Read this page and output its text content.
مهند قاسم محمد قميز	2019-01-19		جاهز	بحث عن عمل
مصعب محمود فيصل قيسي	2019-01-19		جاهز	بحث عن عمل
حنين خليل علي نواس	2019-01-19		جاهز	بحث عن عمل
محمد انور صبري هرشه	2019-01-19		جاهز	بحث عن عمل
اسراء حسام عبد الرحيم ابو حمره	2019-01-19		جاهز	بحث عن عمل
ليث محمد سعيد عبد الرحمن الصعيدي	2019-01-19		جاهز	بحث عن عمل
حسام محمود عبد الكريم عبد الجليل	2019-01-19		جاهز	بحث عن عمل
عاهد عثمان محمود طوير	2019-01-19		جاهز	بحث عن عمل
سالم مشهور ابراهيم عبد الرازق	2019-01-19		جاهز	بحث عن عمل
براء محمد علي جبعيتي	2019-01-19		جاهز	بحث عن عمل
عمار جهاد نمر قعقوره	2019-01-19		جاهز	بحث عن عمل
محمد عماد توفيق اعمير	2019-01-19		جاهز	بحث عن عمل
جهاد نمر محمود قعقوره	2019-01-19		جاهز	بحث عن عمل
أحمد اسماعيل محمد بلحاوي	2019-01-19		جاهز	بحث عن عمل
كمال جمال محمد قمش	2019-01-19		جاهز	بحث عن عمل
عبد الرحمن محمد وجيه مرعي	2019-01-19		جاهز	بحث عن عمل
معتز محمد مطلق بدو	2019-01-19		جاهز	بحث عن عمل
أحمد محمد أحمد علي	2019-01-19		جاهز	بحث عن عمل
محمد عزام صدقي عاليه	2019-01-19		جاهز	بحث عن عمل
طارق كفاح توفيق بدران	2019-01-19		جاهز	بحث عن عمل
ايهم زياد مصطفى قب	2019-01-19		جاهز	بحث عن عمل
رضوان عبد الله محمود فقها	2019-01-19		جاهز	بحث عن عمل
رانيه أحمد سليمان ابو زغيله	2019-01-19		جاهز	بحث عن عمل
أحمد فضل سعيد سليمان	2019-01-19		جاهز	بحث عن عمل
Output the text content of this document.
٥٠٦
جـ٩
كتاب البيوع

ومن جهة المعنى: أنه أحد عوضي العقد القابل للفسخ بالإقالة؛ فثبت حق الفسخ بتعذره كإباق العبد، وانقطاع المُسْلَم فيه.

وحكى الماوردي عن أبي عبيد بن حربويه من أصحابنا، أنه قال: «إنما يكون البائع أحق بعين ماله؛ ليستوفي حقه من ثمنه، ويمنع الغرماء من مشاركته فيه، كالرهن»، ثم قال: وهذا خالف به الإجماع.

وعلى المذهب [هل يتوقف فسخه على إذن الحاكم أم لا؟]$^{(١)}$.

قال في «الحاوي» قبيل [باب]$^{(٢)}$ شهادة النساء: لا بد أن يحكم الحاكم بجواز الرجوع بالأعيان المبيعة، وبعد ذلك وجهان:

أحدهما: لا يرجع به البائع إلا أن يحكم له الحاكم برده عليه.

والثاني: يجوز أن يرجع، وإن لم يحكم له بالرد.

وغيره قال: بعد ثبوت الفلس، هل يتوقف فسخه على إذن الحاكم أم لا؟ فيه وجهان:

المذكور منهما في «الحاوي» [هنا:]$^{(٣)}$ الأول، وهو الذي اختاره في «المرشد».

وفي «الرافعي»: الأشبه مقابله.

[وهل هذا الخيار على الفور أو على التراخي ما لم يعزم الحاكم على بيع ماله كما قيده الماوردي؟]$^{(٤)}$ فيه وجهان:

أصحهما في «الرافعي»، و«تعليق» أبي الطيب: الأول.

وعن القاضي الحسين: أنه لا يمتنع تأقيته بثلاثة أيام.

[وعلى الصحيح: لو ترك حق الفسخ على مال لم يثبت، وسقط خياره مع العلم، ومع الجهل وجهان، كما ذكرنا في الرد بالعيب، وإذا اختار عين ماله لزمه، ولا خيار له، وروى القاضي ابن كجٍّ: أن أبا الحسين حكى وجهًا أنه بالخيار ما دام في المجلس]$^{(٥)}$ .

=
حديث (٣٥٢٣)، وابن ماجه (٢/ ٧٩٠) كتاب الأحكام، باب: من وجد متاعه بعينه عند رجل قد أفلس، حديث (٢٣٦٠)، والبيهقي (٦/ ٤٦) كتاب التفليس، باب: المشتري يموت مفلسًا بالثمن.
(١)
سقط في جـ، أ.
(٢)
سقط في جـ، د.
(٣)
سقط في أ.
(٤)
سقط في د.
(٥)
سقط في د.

* * *

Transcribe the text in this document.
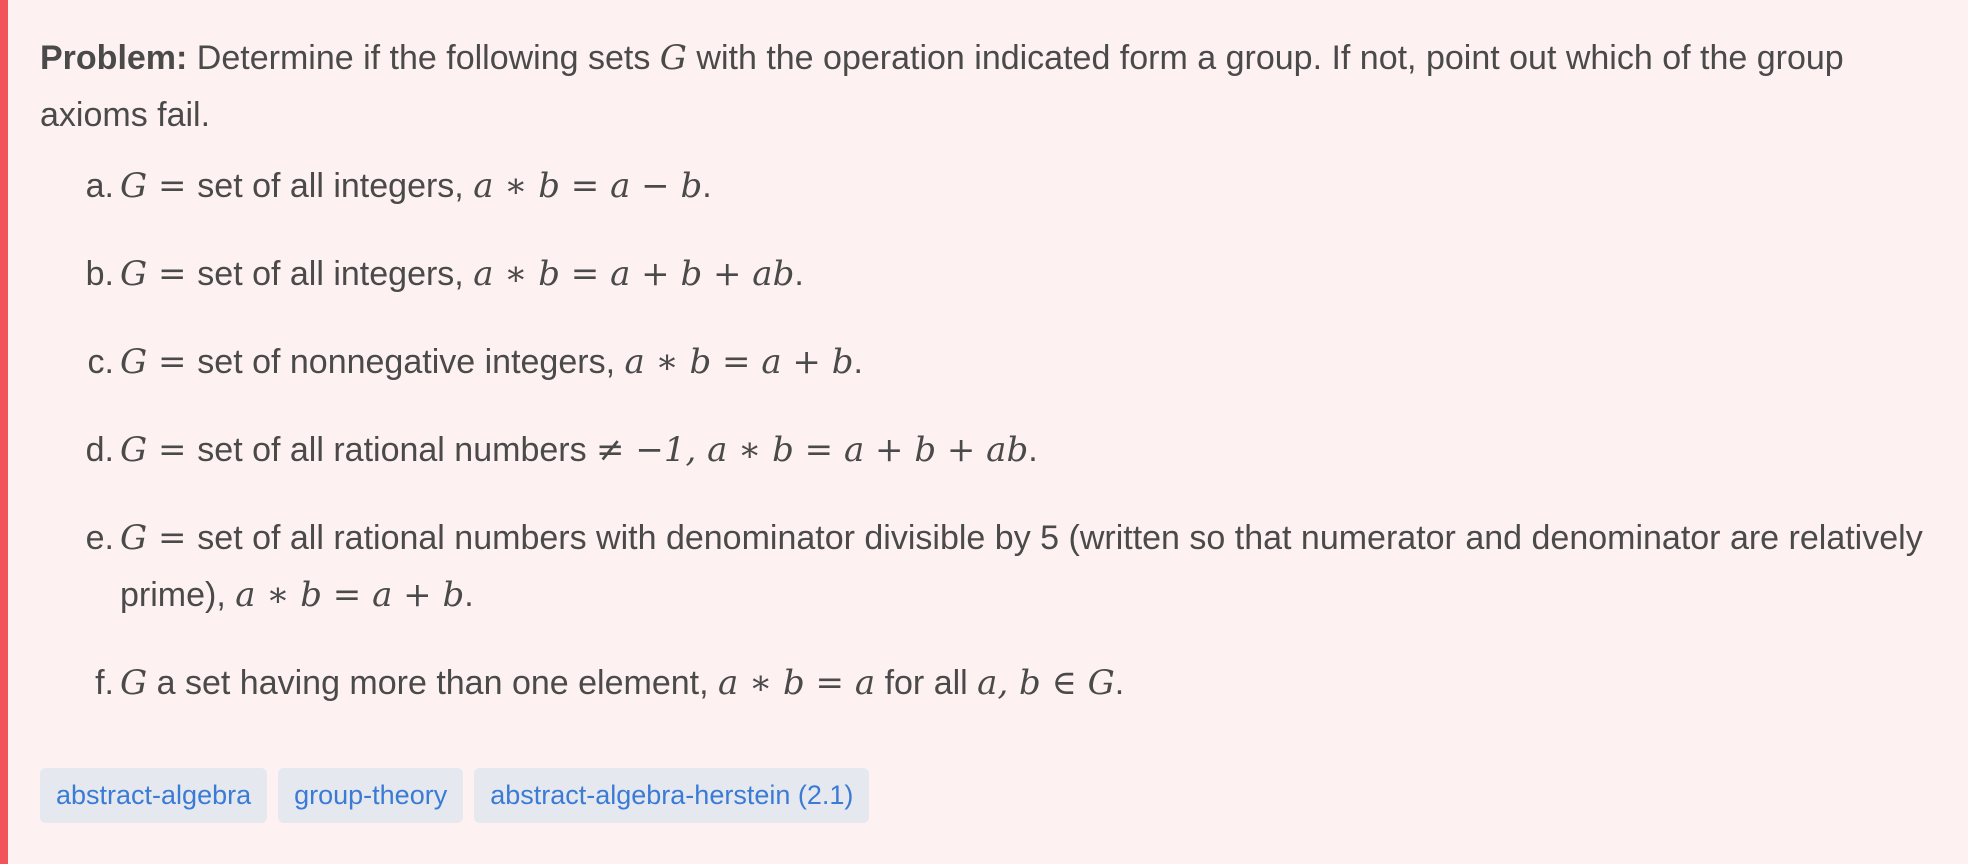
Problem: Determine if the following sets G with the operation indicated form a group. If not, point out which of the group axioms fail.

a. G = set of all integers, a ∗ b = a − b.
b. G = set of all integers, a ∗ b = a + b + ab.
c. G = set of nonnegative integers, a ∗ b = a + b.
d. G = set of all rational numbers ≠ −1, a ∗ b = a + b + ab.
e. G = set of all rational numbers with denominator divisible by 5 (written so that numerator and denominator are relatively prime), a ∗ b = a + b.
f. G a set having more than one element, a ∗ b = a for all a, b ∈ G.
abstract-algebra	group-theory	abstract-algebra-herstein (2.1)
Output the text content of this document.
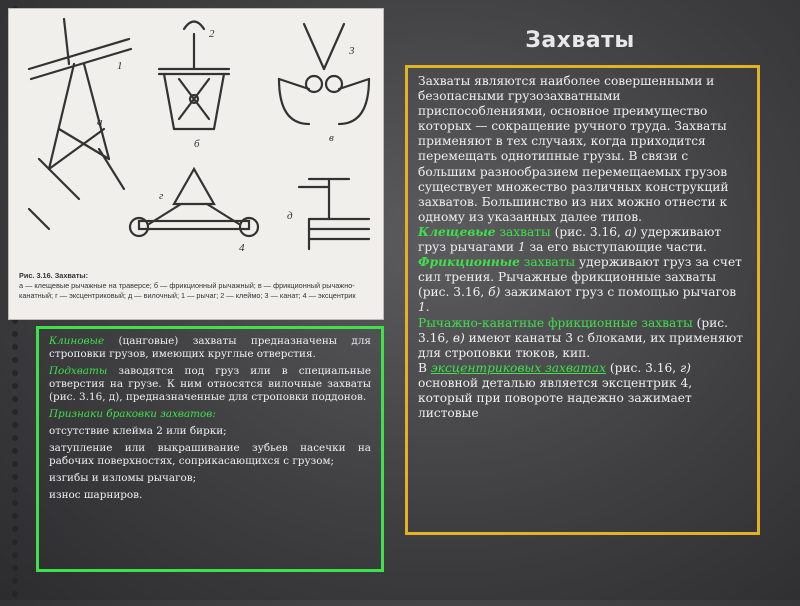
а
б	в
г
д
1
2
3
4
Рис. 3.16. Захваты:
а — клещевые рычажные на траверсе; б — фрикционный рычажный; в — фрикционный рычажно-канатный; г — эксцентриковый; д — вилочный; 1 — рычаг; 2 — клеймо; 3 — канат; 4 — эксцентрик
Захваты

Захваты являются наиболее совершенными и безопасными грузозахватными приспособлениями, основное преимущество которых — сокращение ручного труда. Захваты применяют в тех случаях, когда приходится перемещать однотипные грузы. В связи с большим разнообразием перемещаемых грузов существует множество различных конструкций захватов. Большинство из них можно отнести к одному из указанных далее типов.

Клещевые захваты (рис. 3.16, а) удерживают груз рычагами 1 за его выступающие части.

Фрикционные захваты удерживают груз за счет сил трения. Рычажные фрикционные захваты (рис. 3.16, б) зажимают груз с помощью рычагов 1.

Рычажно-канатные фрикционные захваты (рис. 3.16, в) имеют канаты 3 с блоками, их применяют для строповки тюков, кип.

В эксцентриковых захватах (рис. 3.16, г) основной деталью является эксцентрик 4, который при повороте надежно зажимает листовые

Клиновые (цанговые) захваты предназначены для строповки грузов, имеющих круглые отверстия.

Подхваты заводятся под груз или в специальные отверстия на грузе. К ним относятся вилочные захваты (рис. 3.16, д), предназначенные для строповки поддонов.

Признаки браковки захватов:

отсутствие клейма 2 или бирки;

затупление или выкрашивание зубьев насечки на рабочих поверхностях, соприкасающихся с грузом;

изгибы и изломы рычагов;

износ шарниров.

---

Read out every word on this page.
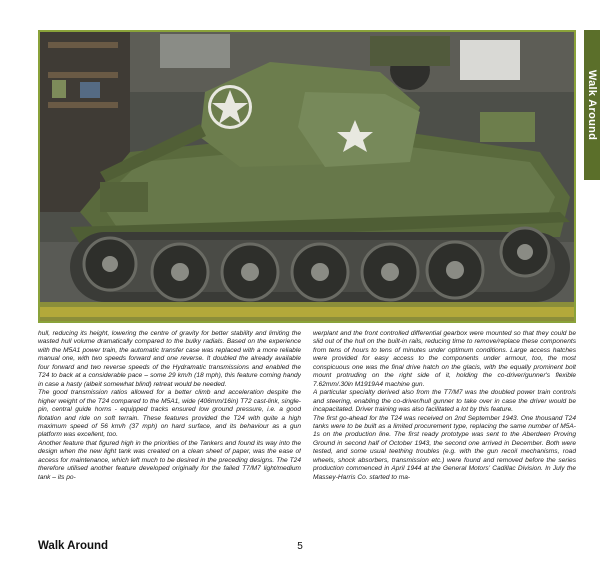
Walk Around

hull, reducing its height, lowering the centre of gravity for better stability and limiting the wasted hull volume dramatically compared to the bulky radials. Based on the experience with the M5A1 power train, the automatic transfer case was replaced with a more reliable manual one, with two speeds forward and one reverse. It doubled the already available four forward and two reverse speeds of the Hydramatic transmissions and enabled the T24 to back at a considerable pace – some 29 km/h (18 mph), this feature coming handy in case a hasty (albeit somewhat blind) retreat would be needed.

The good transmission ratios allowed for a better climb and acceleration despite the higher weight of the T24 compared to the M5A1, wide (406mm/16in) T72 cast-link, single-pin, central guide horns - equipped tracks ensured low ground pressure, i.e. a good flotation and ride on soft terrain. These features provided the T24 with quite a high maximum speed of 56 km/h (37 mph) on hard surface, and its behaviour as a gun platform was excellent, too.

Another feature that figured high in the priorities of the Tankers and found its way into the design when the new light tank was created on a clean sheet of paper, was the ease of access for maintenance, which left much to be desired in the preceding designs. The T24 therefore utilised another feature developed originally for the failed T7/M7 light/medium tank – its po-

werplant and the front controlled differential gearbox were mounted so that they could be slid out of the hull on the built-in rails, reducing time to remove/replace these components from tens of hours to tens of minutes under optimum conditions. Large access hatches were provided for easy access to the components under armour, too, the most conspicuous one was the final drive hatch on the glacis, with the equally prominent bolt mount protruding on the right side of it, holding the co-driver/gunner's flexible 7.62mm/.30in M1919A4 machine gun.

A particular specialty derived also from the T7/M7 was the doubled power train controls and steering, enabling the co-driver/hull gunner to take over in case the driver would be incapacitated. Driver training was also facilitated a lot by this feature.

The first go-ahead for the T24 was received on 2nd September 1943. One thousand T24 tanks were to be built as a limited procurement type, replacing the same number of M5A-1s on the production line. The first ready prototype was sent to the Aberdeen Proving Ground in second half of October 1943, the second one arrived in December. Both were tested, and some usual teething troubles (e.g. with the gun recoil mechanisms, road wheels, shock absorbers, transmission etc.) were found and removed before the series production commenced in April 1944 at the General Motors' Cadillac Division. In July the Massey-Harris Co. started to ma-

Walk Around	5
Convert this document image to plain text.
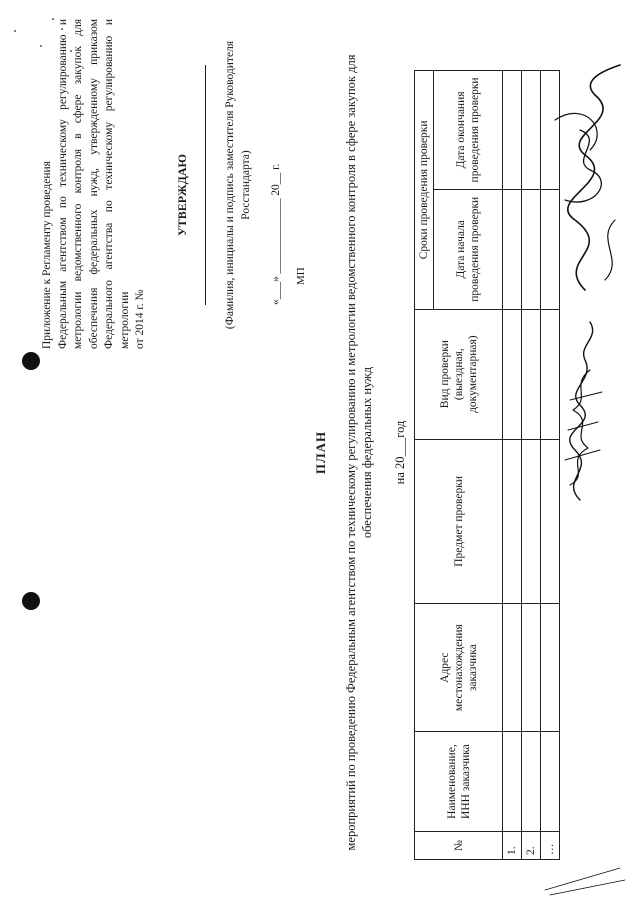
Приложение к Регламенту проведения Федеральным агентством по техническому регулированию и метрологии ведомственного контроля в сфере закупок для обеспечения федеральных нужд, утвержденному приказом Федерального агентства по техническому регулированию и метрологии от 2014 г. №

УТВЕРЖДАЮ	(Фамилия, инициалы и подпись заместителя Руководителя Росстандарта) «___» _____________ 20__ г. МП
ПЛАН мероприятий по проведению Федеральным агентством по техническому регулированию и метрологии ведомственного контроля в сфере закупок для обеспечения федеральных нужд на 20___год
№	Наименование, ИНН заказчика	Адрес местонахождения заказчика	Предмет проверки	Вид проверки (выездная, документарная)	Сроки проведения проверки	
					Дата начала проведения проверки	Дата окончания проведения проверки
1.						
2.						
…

- TASK DESCRIPTION -
Identify and copy lines that hold the string "الرحمن".

- CORRECT RESULT -
ليث محمد سعيد عبد الرحمن الصعيدي	2019-01-19		جاهز	بحث عن عمل
عبد الرحمن محمد وجيه مرعي	2019-01-19		جاهز	بحث عن عمل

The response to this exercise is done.